Task statement - Report the count of lines in the records that contain "chart", without any added text.

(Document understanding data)

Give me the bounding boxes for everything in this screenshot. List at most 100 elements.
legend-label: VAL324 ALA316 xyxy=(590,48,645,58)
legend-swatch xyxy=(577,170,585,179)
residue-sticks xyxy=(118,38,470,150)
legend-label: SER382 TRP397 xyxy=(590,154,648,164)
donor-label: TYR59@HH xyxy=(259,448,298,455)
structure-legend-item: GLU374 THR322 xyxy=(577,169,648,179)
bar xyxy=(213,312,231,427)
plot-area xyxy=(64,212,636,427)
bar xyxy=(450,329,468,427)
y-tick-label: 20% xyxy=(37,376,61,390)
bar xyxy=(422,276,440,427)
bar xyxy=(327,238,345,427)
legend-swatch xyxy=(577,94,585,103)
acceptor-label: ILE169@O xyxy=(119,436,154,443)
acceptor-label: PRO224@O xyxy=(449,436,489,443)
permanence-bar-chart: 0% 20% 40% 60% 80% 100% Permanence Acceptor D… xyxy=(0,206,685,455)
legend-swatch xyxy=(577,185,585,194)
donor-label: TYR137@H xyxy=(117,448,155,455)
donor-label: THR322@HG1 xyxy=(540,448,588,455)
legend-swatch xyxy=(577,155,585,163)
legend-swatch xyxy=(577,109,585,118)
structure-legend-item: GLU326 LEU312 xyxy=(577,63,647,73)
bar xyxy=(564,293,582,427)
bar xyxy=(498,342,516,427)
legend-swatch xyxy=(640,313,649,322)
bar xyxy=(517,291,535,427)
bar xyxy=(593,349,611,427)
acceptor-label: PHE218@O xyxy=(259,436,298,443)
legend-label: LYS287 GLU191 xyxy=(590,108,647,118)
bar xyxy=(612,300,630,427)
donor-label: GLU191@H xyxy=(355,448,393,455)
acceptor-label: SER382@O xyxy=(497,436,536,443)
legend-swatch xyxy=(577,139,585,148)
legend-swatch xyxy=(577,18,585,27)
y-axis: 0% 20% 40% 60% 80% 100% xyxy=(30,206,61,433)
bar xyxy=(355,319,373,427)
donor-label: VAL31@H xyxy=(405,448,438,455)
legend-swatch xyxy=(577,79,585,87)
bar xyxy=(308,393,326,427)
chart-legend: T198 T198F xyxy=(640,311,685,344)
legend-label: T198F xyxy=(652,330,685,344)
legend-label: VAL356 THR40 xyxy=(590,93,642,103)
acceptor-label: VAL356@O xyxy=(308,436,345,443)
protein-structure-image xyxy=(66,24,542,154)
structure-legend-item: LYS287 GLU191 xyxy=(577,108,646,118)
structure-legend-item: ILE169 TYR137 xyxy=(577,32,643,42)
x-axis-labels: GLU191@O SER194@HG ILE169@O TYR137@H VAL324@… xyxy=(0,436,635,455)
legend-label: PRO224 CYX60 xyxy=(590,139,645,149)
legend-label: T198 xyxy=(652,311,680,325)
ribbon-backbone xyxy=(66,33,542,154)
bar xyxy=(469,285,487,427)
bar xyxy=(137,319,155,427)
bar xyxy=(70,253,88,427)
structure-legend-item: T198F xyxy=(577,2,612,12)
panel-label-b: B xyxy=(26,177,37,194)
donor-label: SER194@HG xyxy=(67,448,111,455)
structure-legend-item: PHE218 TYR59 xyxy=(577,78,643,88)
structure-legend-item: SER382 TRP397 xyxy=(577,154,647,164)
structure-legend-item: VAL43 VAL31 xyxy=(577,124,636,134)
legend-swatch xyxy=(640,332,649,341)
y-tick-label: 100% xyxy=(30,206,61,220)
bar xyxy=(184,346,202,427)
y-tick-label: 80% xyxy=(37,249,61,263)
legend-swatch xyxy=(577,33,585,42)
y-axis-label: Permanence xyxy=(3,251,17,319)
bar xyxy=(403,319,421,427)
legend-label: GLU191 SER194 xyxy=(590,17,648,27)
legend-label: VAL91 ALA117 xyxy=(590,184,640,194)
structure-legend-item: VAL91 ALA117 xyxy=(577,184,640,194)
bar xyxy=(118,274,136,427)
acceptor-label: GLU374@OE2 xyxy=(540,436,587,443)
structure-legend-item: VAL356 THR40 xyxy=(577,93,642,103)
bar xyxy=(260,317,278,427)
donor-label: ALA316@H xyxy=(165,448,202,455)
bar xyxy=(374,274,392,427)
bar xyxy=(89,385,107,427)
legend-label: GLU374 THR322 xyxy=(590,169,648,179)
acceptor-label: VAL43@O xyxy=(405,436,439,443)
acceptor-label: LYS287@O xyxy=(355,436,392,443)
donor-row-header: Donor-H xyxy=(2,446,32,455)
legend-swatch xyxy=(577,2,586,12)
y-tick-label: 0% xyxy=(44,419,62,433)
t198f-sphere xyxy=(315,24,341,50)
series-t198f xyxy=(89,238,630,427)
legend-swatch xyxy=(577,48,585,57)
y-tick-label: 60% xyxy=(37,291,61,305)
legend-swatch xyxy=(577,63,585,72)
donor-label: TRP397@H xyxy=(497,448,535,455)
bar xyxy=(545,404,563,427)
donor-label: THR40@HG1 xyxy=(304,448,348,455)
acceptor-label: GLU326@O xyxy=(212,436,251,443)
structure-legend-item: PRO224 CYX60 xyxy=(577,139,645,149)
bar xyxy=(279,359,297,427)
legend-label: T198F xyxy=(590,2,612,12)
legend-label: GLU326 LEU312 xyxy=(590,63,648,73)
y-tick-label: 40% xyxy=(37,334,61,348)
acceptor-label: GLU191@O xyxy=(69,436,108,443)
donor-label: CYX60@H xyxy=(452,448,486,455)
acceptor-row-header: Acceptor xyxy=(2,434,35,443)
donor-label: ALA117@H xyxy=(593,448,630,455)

Finished task - 2